──────── Passage ────────

I put 7-8 months because right now Obi is 7 months and he is about 90% but sometimes he has accidents but usually not im hoping to have him 100% in the next month.


----------



## Boom Boom's Mom (Jul 27, 2004)

Lesse.. Boom was like 16 weeks when I got him.. It took me about three days after I started taking him out for him to get the idea.. He was probably 95% after that for about two weeks and then he was trust worthy anywhere. He knew he just had to go to his leash and we'd take care of it. 

He would NOT learn to potty on potty pads. 

But like I said, I got him when he was a bit older... and the people who had him before me had done a lil bit of potty training.


----------



## Gizmosmom (Oct 21, 2004)

Thank you for this thread. I was beginning to wonder about Chelsea. She's so stubborn! I've only had her a month though and she is 4 weeks old. She seems to like going outside more than on pads but she does both... unfortunately she does carpet too! On the weekend at the vet I bought this new spray for soils on the carpets and it's amazing. No scrubbing. That eases the frustration a little. grrrr.


----------



## Kisses-4-Princess (Dec 4, 2005)

this may be a little off the subject but, when we had our puppy and she had accidents on the rug, it would just bead up into little balls and stay on top of the rug instead of soaking in and then we can take a vacuum to the liquid or just put a towel on it and it would soak it up. Our rug was completely waterproof - if liquid spilled on it , it would just ball up and stay on the surface. It was a level 8 rug from Stainmaster.


----------



## Gizmosmom (Oct 21, 2004)

> this may be a little off the subject but, when we had our puppy and she had accidents on the rug, it would just bead up into little balls and stay on top of the rug instead of soaking in and then we can take a vacuum to the liquid or just put a towel on it and it would soak it up. Our rug was completely waterproof - if liquid spilled on it , it would just ball up and stay on the surface. It was a level 8 rug from Stainmaster.[/B]



That sounds great! Need one of those!!!


----------

────────

» What is expected: Copy the potty-training thread in full, word for word. None of the rows relate to the potty-training thread.

──────── Data extract ────────

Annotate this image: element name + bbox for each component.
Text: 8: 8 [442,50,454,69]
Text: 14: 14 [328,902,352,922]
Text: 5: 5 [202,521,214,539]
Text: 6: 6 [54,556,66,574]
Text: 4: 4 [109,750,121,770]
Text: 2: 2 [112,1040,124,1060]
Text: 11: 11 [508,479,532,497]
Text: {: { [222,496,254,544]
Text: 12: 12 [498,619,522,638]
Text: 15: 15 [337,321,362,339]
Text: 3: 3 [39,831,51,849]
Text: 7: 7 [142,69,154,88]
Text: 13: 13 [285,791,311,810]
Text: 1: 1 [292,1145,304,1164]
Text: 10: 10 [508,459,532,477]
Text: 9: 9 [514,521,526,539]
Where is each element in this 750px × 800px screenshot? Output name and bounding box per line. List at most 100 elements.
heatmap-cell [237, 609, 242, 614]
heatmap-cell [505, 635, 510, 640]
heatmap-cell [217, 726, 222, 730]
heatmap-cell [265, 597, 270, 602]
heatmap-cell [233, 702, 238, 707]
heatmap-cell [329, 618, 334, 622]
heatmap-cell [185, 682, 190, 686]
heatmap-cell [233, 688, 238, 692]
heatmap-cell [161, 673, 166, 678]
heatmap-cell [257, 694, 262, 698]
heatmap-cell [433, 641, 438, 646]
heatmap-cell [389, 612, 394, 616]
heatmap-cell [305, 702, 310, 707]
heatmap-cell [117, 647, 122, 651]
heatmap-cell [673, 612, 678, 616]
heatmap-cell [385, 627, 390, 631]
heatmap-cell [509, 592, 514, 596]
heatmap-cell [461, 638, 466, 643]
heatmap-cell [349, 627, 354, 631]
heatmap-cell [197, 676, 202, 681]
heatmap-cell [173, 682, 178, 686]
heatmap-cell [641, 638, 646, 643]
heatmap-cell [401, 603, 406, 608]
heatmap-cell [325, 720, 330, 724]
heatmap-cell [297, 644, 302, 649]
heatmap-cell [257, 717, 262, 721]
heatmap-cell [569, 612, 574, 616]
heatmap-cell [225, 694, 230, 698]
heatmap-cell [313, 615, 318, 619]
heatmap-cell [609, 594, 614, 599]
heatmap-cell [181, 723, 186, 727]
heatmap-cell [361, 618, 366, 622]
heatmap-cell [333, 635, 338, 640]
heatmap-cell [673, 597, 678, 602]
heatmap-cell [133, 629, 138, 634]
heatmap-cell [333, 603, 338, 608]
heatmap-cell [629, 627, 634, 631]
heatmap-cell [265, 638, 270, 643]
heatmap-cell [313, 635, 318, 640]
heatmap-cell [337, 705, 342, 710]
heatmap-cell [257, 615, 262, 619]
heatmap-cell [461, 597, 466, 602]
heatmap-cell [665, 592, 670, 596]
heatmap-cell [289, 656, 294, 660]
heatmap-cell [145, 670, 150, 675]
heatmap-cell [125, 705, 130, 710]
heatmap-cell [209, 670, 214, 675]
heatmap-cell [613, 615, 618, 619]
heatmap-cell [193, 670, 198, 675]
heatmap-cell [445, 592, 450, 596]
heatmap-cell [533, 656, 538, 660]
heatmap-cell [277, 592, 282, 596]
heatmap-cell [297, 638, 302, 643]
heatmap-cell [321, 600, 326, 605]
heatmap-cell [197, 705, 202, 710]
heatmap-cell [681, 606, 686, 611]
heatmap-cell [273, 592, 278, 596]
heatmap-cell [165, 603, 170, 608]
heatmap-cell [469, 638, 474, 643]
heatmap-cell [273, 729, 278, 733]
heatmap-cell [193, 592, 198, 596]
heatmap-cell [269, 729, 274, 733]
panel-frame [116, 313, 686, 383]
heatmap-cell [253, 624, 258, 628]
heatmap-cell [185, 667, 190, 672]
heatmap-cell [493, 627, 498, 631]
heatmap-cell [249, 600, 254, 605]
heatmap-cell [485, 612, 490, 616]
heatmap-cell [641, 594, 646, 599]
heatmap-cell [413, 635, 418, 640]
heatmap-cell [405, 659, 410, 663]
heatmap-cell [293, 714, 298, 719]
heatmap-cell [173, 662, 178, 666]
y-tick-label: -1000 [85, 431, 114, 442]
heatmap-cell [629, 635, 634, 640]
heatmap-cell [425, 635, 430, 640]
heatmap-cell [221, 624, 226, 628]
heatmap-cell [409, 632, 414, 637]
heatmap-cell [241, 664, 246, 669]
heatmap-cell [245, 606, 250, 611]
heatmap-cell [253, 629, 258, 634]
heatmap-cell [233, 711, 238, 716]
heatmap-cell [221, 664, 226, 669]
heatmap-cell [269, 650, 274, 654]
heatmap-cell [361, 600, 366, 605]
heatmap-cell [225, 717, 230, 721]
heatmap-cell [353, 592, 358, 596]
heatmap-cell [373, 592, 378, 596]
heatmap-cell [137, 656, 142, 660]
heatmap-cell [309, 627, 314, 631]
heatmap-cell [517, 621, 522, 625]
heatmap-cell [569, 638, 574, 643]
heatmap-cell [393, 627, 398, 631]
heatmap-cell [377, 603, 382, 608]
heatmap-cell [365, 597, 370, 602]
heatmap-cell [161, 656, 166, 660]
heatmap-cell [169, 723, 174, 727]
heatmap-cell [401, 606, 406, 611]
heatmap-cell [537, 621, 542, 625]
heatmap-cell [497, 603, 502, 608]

────────

» Answer space:
I put 7-8 months because right now Obi is 7 months and he is about 90% but sometimes he has accidents but usually not im hoping to have him 100% in the next month.


----------



## Boom Boom's Mom (Jul 27, 2004)

Lesse.. Boom was like 16 weeks when I got him.. It took me about three days after I started taking him out for him to get the idea.. He was probably 95% after that for about two weeks and then he was trust worthy anywhere. He knew he just had to go to his leash and we'd take care of it. 

He would NOT learn to potty on potty pads. 

But like I said, I got him when he was a bit older... and the people who had him before me had done a lil bit of potty training.


----------



## Gizmosmom (Oct 21, 2004)

Thank you for this thread. I was beginning to wonder about Chelsea. She's so stubborn! I've only had her a month though and she is 4 weeks old. She seems to like going outside more than on pads but she does both... unfortunately she does carpet too! On the weekend at the vet I bought this new spray for soils on the carpets and it's amazing. No scrubbing. That eases the frustration a little. grrrr.


----------



## Kisses-4-Princess (Dec 4, 2005)

this may be a little off the subject but, when we had our puppy and she had accidents on the rug, it would just bead up into little balls and stay on top of the rug instead of soaking in and then we can take a vacuum to the liquid or just put a towel on it and it would soak it up. Our rug was completely waterproof - if liquid spilled on it , it would just ball up and stay on the surface. It was a level 8 rug from Stainmaster.


----------



## Gizmosmom (Oct 21, 2004)

> this may be a little off the subject but, when we had our puppy and she had accidents on the rug, it would just bead up into little balls and stay on top of the rug instead of soaking in and then we can take a vacuum to the liquid or just put a towel on it and it would soak it up. Our rug was completely waterproof - if liquid spilled on it , it would just ball up and stay on the surface. It was a level 8 rug from Stainmaster.[/B]



That sounds great! Need one of those!!!


----------